* Begin Entries *

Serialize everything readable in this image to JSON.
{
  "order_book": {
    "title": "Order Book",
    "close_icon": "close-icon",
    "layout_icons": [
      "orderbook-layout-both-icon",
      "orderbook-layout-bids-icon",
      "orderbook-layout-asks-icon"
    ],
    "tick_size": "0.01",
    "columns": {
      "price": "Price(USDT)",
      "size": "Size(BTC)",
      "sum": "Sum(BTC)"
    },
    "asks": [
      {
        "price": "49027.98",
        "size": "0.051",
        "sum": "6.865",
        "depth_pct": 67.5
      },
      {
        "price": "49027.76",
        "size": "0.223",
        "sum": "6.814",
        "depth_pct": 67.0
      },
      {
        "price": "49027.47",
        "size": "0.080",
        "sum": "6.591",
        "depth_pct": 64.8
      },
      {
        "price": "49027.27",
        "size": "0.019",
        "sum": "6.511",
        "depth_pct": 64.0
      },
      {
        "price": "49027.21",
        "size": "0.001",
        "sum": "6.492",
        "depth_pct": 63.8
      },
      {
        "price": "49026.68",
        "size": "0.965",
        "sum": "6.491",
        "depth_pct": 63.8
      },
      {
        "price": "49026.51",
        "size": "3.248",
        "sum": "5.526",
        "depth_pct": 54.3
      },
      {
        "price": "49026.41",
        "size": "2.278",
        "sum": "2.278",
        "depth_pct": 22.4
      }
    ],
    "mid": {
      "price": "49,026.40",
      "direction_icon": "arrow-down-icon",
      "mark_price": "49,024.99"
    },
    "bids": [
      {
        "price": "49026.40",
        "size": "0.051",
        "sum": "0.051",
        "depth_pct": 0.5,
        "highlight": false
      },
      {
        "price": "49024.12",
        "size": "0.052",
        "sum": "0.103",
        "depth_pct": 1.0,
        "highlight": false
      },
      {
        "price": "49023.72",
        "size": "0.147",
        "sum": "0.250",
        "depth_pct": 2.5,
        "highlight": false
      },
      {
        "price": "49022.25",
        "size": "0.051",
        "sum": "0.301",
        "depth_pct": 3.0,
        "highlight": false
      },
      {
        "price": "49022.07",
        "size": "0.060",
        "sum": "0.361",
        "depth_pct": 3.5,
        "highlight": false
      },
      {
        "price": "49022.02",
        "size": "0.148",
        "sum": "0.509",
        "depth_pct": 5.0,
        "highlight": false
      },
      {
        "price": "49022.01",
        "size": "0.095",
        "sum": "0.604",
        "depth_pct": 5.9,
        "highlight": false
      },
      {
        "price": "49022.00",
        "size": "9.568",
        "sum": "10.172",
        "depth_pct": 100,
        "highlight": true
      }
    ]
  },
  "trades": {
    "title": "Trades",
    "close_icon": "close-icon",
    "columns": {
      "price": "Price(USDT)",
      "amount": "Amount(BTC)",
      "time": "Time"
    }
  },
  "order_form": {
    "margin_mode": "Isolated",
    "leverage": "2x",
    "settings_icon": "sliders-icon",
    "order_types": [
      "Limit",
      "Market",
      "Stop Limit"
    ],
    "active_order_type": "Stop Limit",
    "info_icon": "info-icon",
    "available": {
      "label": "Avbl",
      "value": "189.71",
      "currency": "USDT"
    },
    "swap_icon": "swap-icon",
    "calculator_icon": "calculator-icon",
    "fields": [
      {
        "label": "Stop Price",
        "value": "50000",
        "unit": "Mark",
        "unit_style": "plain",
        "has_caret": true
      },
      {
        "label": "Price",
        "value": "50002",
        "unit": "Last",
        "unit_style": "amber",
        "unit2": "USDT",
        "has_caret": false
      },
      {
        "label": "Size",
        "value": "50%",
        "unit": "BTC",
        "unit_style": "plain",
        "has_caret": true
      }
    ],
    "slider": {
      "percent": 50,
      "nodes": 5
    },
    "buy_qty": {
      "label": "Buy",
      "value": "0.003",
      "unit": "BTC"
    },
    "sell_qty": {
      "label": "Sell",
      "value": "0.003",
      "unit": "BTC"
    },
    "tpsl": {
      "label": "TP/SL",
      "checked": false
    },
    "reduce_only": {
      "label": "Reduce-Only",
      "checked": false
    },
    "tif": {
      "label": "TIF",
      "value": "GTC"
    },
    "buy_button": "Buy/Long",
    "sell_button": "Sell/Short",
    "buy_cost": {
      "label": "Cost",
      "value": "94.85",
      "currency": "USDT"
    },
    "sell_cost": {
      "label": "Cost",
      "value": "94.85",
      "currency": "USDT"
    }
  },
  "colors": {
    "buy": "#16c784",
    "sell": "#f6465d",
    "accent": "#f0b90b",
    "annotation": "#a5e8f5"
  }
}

* End Entries *

### Stated exercise
Retype the whole listing, matching it exactly.

### Task response
Serialize everything readable in this image to JSON.
{
  "order_book": {
    "title": "Order Book",
    "close_icon": "close-icon",
    "layout_icons": [
      "orderbook-layout-both-icon",
      "orderbook-layout-bids-icon",
      "orderbook-layout-asks-icon"
    ],
    "tick_size": "0.01",
    "columns": {
      "price": "Price(USDT)",
      "size": "Size(BTC)",
      "sum": "Sum(BTC)"
    },
    "asks": [
      {
        "price": "49027.98",
        "size": "0.051",
        "sum": "6.865",
        "depth_pct": 67.5
      },
      {
        "price": "49027.76",
        "size": "0.223",
        "sum": "6.814",
        "depth_pct": 67.0
      },
      {
        "price": "49027.47",
        "size": "0.080",
        "sum": "6.591",
        "depth_pct": 64.8
      },
      {
        "price": "49027.27",
        "size": "0.019",
        "sum": "6.511",
        "depth_pct": 64.0
      },
      {
        "price": "49027.21",
        "size": "0.001",
        "sum": "6.492",
        "depth_pct": 63.8
      },
      {
        "price": "49026.68",
        "size": "0.965",
        "sum": "6.491",
        "depth_pct": 63.8
      },
      {
        "price": "49026.51",
        "size": "3.248",
        "sum": "5.526",
        "depth_pct": 54.3
      },
      {
        "price": "49026.41",
        "size": "2.278",
        "sum": "2.278",
        "depth_pct": 22.4
      }
    ],
    "mid": {
      "price": "49,026.40",
      "direction_icon": "arrow-down-icon",
      "mark_price": "49,024.99"
    },
    "bids": [
      {
        "price": "49026.40",
        "size": "0.051",
        "sum": "0.051",
        "depth_pct": 0.5,
        "highlight": false
      },
      {
        "price": "49024.12",
        "size": "0.052",
        "sum": "0.103",
        "depth_pct": 1.0,
        "highlight": false
      },
      {
        "price": "49023.72",
        "size": "0.147",
        "sum": "0.250",
        "depth_pct": 2.5,
        "highlight": false
      },
      {
        "price": "49022.25",
        "size": "0.051",
        "sum": "0.301",
        "depth_pct": 3.0,
        "highlight": false
      },
      {
        "price": "49022.07",
        "size": "0.060",
        "sum": "0.361",
        "depth_pct": 3.5,
        "highlight": false
      },
      {
        "price": "49022.02",
        "size": "0.148",
        "sum": "0.509",
        "depth_pct": 5.0,
        "highlight": false
      },
      {
        "price": "49022.01",
        "size": "0.095",
        "sum": "0.604",
        "depth_pct": 5.9,
        "highlight": false
      },
      {
        "price": "49022.00",
        "size": "9.568",
        "sum": "10.172",
        "depth_pct": 100,
        "highlight": true
      }
    ]
  },
  "trades": {
    "title": "Trades",
    "close_icon": "close-icon",
    "columns": {
      "price": "Price(USDT)",
      "amount": "Amount(BTC)",
      "time": "Time"
    }
  },
  "order_form": {
    "margin_mode": "Isolated",
    "leverage": "2x",
    "settings_icon": "sliders-icon",
    "order_types": [
      "Limit",
      "Market",
      "Stop Limit"
    ],
    "active_order_type": "Stop Limit",
    "info_icon": "info-icon",
    "available": {
      "label": "Avbl",
      "value": "189.71",
      "currency": "USDT"
    },
    "swap_icon": "swap-icon",
    "calculator_icon": "calculator-icon",
    "fields": [
      {
        "label": "Stop Price",
        "value": "50000",
        "unit": "Mark",
        "unit_style": "plain",
        "has_caret": true
      },
      {
        "label": "Price",
        "value": "50002",
        "unit": "Last",
        "unit_style": "amber",
        "unit2": "USDT",
        "has_caret": false
      },
      {
        "label": "Size",
        "value": "50%",
        "unit": "BTC",
        "unit_style": "plain",
        "has_caret": true
      }
    ],
    "slider": {
      "percent": 50,
      "nodes": 5
    },
    "buy_qty": {
      "label": "Buy",
      "value": "0.003",
      "unit": "BTC"
    },
    "sell_qty": {
      "label": "Sell",
      "value": "0.003",
      "unit": "BTC"
    },
    "tpsl": {
      "label": "TP/SL",
      "checked": false
    },
    "reduce_only": {
      "label": "Reduce-Only",
      "checked": false
    },
    "tif": {
      "label": "TIF",
      "value": "GTC"
    },
    "buy_button": "Buy/Long",
    "sell_button": "Sell/Short",
    "buy_cost": {
      "label": "Cost",
      "value": "94.85",
      "currency": "USDT"
    },
    "sell_cost": {
      "label": "Cost",
      "value": "94.85",
      "currency": "USDT"
    }
  },
  "colors": {
    "buy": "#16c784",
    "sell": "#f6465d",
    "accent": "#f0b90b",
    "annotation": "#a5e8f5"
  }
}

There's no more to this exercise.